Box annotation data:
....

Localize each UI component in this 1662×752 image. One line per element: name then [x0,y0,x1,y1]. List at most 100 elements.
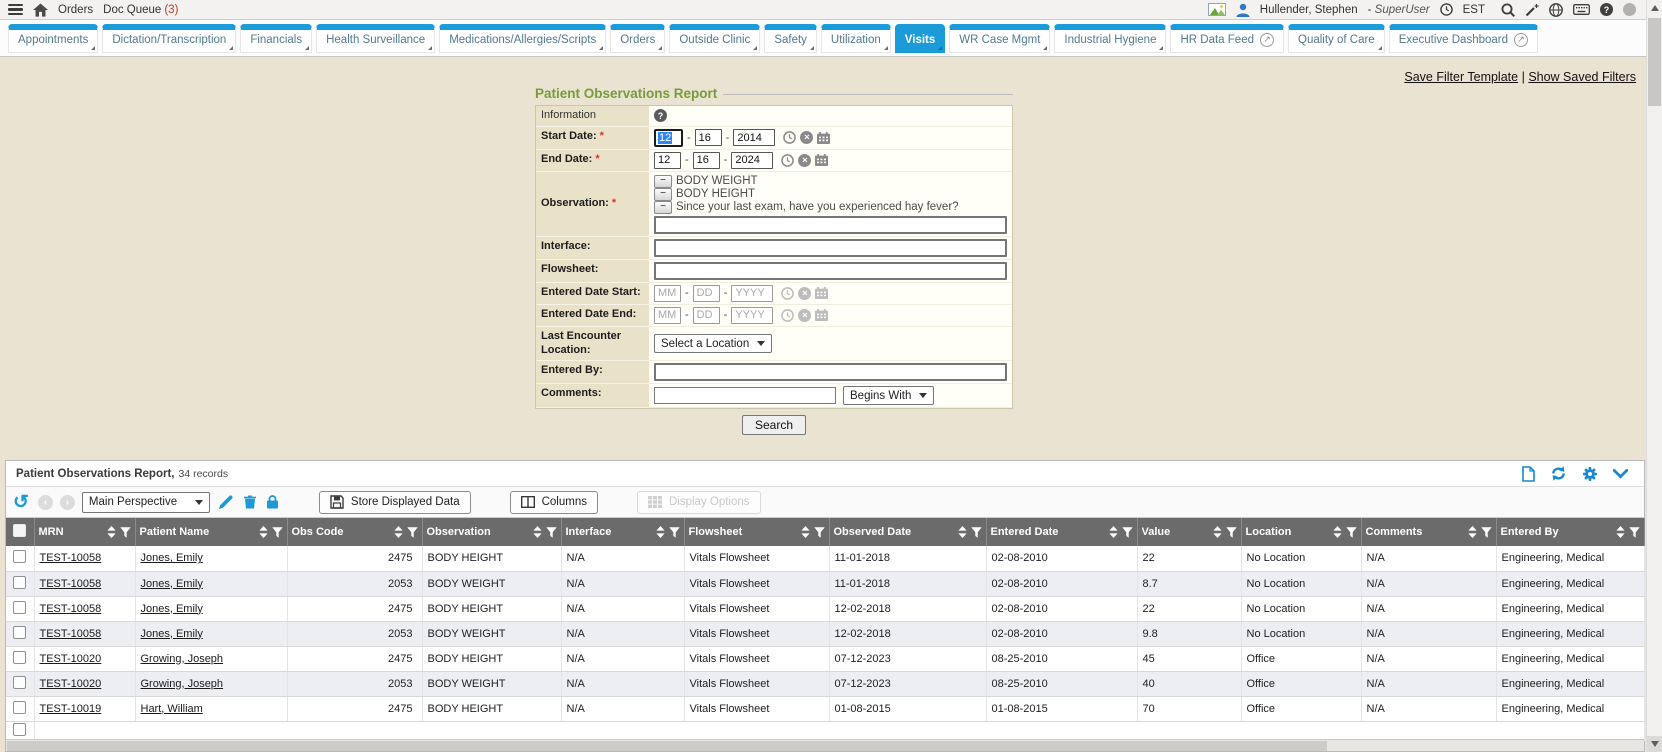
patient-name-link[interactable]: Hart, William [141,703,203,715]
external-link-icon[interactable]: ↗ [1514,33,1528,47]
export-document-icon[interactable] [1522,466,1535,482]
tab-executive-dashboard[interactable]: Executive Dashboard↗ [1389,24,1538,53]
scroll-up-arrow[interactable] [1647,0,1662,16]
row-checkbox[interactable] [13,550,26,563]
start-date-month-input[interactable]: 12 [654,129,683,147]
save-filter-template-link[interactable]: Save Filter Template [1404,70,1518,84]
flowsheet-input[interactable] [654,262,1007,280]
column-header-comments[interactable]: Comments [1361,518,1496,546]
tab-orders[interactable]: Orders [610,24,665,53]
mrn-link[interactable]: TEST-10020 [40,678,102,690]
column-header-value[interactable]: Value [1137,518,1241,546]
filter-icon[interactable] [814,527,825,538]
entered-date-end-day-input[interactable] [693,307,720,324]
row-checkbox[interactable] [13,723,26,736]
globe-icon[interactable] [1549,3,1563,17]
column-header-entered-date[interactable]: Entered Date [986,518,1137,546]
time-icon[interactable] [783,131,796,144]
time-icon[interactable] [781,154,794,167]
calendar-icon[interactable] [815,287,828,299]
column-header-patient-name[interactable]: Patient Name [135,518,287,546]
clear-date-icon[interactable]: × [798,287,811,300]
tab-hr-data-feed[interactable]: HR Data Feed↗ [1170,24,1284,53]
search-button[interactable]: Search [742,415,806,435]
column-header-mrn[interactable]: MRN [34,518,135,546]
columns-button[interactable]: Columns [510,491,598,514]
column-header-location[interactable]: Location [1241,518,1361,546]
calendar-icon[interactable] [817,132,830,144]
remove-observation-button[interactable]: − [654,201,672,214]
calendar-icon[interactable] [815,309,828,321]
sort-icon[interactable] [801,526,810,538]
vertical-scrollbar-thumb[interactable] [1648,18,1661,106]
filter-icon[interactable] [971,527,982,538]
clear-date-icon[interactable]: × [798,154,811,167]
lock-icon[interactable] [267,495,278,509]
tab-dictation-transcription[interactable]: Dictation/Transcription [102,24,236,53]
mrn-link[interactable]: TEST-10019 [40,703,102,715]
filter-icon[interactable] [1481,527,1492,538]
patient-name-link[interactable]: Jones, Emily [141,603,203,615]
row-checkbox[interactable] [13,651,26,664]
filter-icon[interactable] [1122,527,1133,538]
row-checkbox[interactable] [13,576,26,589]
sort-icon[interactable] [1468,526,1477,538]
calendar-icon[interactable] [815,154,828,166]
show-saved-filters-link[interactable]: Show Saved Filters [1528,70,1636,84]
entered-date-end-month-input[interactable] [654,307,681,324]
interface-input[interactable] [654,239,1007,257]
end-date-month-input[interactable] [654,152,681,169]
entered-date-start-year-input[interactable] [731,285,773,302]
refresh-icon[interactable] [1550,466,1567,481]
patient-name-link[interactable]: Jones, Emily [141,552,203,564]
sort-icon[interactable] [1109,526,1118,538]
tab-outside-clinic[interactable]: Outside Clinic [669,24,760,53]
tab-appointments[interactable]: Appointments [8,24,98,53]
select-all-checkbox[interactable] [13,524,26,537]
patient-name-link[interactable]: Jones, Emily [141,578,203,590]
store-displayed-data-button[interactable]: Store Displayed Data [319,491,471,514]
tab-visits[interactable]: Visits [895,24,945,53]
help-icon[interactable]: ? [1600,3,1613,16]
wand-icon[interactable] [1525,3,1539,17]
comments-match-select[interactable]: Begins With [843,386,934,405]
sort-icon[interactable] [107,526,116,538]
sort-icon[interactable] [1616,526,1625,538]
sort-icon[interactable] [533,526,542,538]
column-header-observation[interactable]: Observation [422,518,561,546]
filter-icon[interactable] [1226,527,1237,538]
tab-health-surveillance[interactable]: Health Surveillance [316,24,435,53]
menu-icon[interactable] [8,4,23,16]
clear-date-icon[interactable]: × [798,309,811,322]
row-checkbox[interactable] [13,701,26,714]
external-link-icon[interactable]: ↗ [1260,33,1274,47]
keyboard-icon[interactable] [1573,4,1590,15]
entered-date-end-year-input[interactable] [731,307,773,324]
column-header-obs-code[interactable]: Obs Code [287,518,422,546]
observation-filter-input[interactable] [654,216,1007,234]
tab-wr-case-mgmt[interactable]: WR Case Mgmt [949,24,1050,53]
sort-icon[interactable] [656,526,665,538]
scroll-down-arrow[interactable] [1647,736,1662,752]
mrn-link[interactable]: TEST-10020 [40,653,102,665]
vertical-scrollbar[interactable] [1646,0,1662,752]
column-header-interface[interactable]: Interface [561,518,684,546]
filter-icon[interactable] [272,527,283,538]
start-date-year-input[interactable] [733,129,775,146]
end-date-year-input[interactable] [731,152,773,169]
photo-icon[interactable] [1208,3,1226,16]
tab-quality-of-care[interactable]: Quality of Care [1288,24,1385,53]
information-help-icon[interactable]: ? [654,109,667,122]
patient-name-link[interactable]: Jones, Emily [141,628,203,640]
remove-observation-button[interactable]: − [654,175,672,188]
mrn-link[interactable]: TEST-10058 [40,552,102,564]
tab-medications-allergies-scripts[interactable]: Medications/Allergies/Scripts [439,24,606,53]
tab-industrial-hygiene[interactable]: Industrial Hygiene [1054,24,1166,53]
patient-name-link[interactable]: Growing, Joseph [141,653,224,665]
time-icon[interactable] [781,287,794,300]
column-header-flowsheet[interactable]: Flowsheet [684,518,829,546]
row-checkbox[interactable] [13,601,26,614]
time-icon[interactable] [781,309,794,322]
sort-icon[interactable] [1213,526,1222,538]
end-date-day-input[interactable] [693,152,720,169]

....

REQUIREMENTS: Rewrite the data from the line containing "patient-name-link[interactable]: Hart, William" through the line containing "tab-executive-dashboard[interactable]: Executive Dashboard↗", both included, as a Markdown table with the columns Row and Line. Number each row and leave out any blank lines.

COMPLETED TASK:
| Row | Line |
|---|---|
| 1 | patient-name-link[interactable]: Hart, William [141,703,203,715] |
| 2 | external-link-icon[interactable]: ↗ [1514,33,1528,47] |
| 3 | export-document-icon[interactable] [1522,466,1535,482] |
| 4 | tab-executive-dashboard[interactable]: Executive Dashboard↗ [1389,24,1538,53] |